#### Source records
§

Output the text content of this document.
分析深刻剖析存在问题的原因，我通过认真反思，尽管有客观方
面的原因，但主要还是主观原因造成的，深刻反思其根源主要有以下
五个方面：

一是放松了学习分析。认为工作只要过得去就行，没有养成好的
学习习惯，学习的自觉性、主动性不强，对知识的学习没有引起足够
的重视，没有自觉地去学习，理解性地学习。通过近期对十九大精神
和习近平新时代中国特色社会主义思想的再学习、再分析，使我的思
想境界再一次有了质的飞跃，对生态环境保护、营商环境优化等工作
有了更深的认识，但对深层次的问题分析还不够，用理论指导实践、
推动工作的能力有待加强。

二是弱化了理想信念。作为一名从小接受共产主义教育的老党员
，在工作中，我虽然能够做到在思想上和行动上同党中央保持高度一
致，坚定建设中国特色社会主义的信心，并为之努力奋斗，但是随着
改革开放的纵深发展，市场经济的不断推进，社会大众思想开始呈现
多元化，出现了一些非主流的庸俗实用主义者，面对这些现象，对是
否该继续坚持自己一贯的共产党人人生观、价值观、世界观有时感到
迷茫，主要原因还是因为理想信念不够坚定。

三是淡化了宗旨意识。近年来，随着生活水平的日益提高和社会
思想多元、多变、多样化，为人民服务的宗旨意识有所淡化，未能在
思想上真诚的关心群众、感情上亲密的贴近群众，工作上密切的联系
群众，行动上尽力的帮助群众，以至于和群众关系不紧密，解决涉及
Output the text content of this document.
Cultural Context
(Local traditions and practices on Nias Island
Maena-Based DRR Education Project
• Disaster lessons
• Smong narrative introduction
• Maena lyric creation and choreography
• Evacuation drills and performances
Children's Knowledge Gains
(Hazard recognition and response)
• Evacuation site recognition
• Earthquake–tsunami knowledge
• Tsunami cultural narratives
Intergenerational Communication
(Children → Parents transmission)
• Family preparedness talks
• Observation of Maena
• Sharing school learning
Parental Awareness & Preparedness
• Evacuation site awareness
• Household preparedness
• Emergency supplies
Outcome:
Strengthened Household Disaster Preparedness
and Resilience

§

#### Required work
Repeat the data above, word for word.

#### Final result
Output the text content of this document.
分析深刻剖析存在问题的原因，我通过认真反思，尽管有客观方
面的原因，但主要还是主观原因造成的，深刻反思其根源主要有以下
五个方面：

一是放松了学习分析。认为工作只要过得去就行，没有养成好的
学习习惯，学习的自觉性、主动性不强，对知识的学习没有引起足够
的重视，没有自觉地去学习，理解性地学习。通过近期对十九大精神
和习近平新时代中国特色社会主义思想的再学习、再分析，使我的思
想境界再一次有了质的飞跃，对生态环境保护、营商环境优化等工作
有了更深的认识，但对深层次的问题分析还不够，用理论指导实践、
推动工作的能力有待加强。

二是弱化了理想信念。作为一名从小接受共产主义教育的老党员
，在工作中，我虽然能够做到在思想上和行动上同党中央保持高度一
致，坚定建设中国特色社会主义的信心，并为之努力奋斗，但是随着
改革开放的纵深发展，市场经济的不断推进，社会大众思想开始呈现
多元化，出现了一些非主流的庸俗实用主义者，面对这些现象，对是
否该继续坚持自己一贯的共产党人人生观、价值观、世界观有时感到
迷茫，主要原因还是因为理想信念不够坚定。

三是淡化了宗旨意识。近年来，随着生活水平的日益提高和社会
思想多元、多变、多样化，为人民服务的宗旨意识有所淡化，未能在
思想上真诚的关心群众、感情上亲密的贴近群众，工作上密切的联系
群众，行动上尽力的帮助群众，以至于和群众关系不紧密，解决涉及
Output the text content of this document.
Cultural Context
(Local traditions and practices on Nias Island
Maena-Based DRR Education Project
• Disaster lessons
• Smong narrative introduction
• Maena lyric creation and choreography
• Evacuation drills and performances
Children's Knowledge Gains
(Hazard recognition and response)
• Evacuation site recognition
• Earthquake–tsunami knowledge
• Tsunami cultural narratives
Intergenerational Communication
(Children → Parents transmission)
• Family preparedness talks
• Observation of Maena
• Sharing school learning
Parental Awareness & Preparedness
• Evacuation site awareness
• Household preparedness
• Emergency supplies
Outcome:
Strengthened Household Disaster Preparedness
and Resilience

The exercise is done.